Exercise = Count the lines that hold the string "from". Reply with the number alone.

Records provided =

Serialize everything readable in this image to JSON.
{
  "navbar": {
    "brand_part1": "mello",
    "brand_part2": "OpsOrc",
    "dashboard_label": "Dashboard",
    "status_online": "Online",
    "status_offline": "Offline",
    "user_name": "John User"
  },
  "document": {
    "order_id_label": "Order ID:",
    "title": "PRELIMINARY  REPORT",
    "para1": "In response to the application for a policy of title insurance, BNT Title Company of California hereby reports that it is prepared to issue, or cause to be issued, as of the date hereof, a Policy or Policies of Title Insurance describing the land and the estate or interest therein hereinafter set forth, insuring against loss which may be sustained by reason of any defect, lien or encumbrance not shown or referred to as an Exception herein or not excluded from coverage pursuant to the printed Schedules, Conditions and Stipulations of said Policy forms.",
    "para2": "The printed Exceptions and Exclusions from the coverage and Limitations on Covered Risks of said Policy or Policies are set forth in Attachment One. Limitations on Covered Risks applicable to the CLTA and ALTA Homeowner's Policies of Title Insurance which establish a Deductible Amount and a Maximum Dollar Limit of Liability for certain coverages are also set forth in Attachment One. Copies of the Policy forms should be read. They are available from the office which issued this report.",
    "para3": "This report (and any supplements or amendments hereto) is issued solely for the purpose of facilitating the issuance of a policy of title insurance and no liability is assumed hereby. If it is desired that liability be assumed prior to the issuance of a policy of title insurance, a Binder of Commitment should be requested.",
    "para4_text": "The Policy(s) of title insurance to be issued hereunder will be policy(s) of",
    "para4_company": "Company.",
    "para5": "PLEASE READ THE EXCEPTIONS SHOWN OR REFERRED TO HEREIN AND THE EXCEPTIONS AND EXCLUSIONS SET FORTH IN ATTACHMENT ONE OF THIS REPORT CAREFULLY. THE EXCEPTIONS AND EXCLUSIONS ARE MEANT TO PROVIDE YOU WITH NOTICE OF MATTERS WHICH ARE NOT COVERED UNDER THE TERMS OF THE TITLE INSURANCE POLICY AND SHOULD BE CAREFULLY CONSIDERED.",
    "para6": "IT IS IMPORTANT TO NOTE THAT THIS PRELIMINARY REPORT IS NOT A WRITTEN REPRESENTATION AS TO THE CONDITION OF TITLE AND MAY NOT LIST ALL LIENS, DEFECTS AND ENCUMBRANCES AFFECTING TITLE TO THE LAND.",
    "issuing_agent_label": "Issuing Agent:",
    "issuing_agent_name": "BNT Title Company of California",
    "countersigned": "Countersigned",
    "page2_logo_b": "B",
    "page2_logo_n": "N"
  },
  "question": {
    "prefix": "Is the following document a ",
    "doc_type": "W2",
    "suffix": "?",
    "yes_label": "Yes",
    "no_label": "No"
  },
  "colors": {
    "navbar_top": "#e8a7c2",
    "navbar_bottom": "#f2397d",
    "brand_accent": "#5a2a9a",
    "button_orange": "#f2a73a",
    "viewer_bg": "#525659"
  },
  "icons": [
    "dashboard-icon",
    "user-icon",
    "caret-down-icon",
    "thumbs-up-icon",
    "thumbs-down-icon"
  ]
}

* * *

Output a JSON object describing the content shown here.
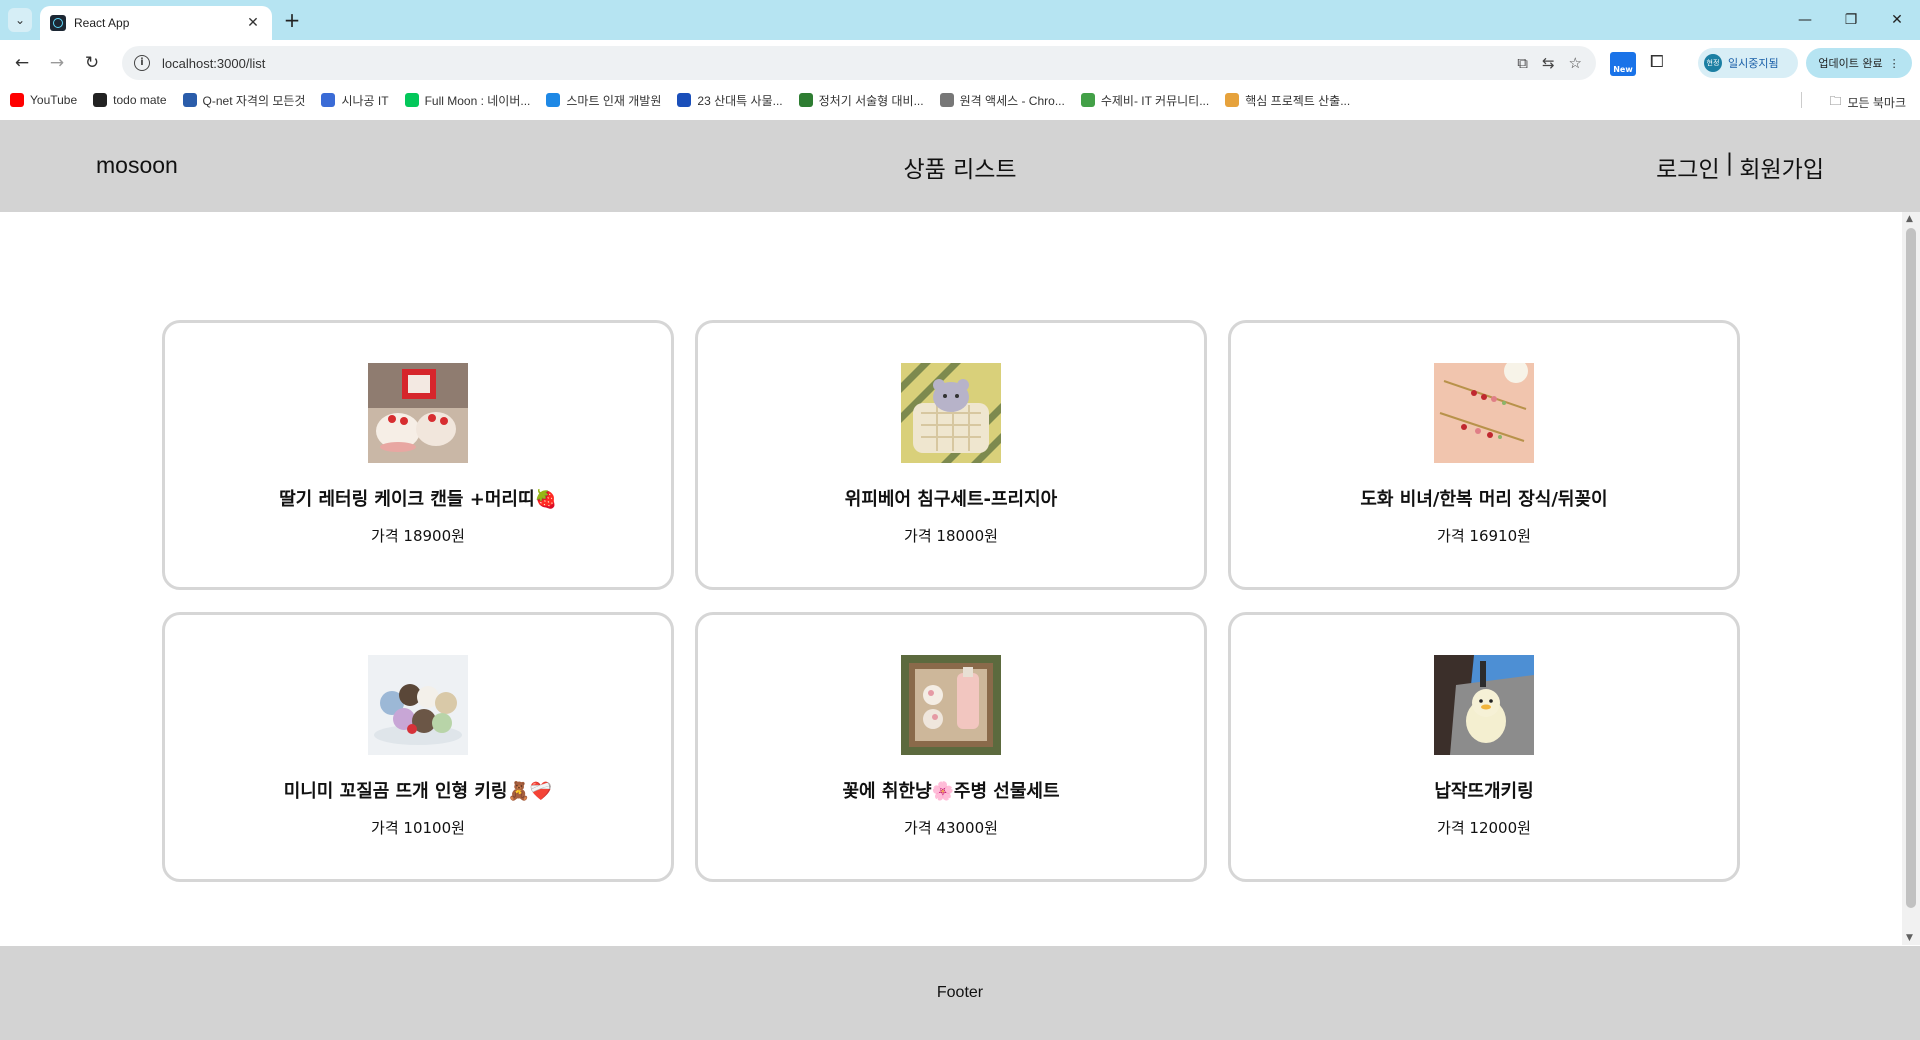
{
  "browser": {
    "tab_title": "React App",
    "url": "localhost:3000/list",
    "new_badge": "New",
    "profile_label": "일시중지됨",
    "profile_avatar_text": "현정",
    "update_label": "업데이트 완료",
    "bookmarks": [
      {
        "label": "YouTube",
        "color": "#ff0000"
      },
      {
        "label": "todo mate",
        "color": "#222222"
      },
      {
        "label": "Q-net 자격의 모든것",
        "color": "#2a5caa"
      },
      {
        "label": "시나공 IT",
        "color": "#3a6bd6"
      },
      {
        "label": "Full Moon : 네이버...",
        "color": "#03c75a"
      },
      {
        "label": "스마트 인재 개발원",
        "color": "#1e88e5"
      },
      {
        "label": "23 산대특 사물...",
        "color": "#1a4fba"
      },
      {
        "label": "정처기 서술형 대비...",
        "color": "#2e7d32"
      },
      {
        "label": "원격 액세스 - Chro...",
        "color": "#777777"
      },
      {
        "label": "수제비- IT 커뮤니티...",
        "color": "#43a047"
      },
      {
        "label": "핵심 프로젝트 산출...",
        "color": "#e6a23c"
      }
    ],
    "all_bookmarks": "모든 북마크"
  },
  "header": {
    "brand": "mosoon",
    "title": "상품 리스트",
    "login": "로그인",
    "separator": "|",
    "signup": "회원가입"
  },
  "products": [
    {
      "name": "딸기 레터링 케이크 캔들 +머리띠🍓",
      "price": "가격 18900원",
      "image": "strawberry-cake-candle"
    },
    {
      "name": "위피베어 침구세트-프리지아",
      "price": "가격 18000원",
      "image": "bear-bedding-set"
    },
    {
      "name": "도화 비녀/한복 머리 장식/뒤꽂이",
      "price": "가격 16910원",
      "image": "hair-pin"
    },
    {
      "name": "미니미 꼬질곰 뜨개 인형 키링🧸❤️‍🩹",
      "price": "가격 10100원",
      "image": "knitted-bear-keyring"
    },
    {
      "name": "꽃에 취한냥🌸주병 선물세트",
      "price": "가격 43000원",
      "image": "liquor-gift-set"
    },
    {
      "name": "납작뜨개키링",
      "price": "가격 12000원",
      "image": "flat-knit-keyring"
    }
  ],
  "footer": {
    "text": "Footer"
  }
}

Written answer = 2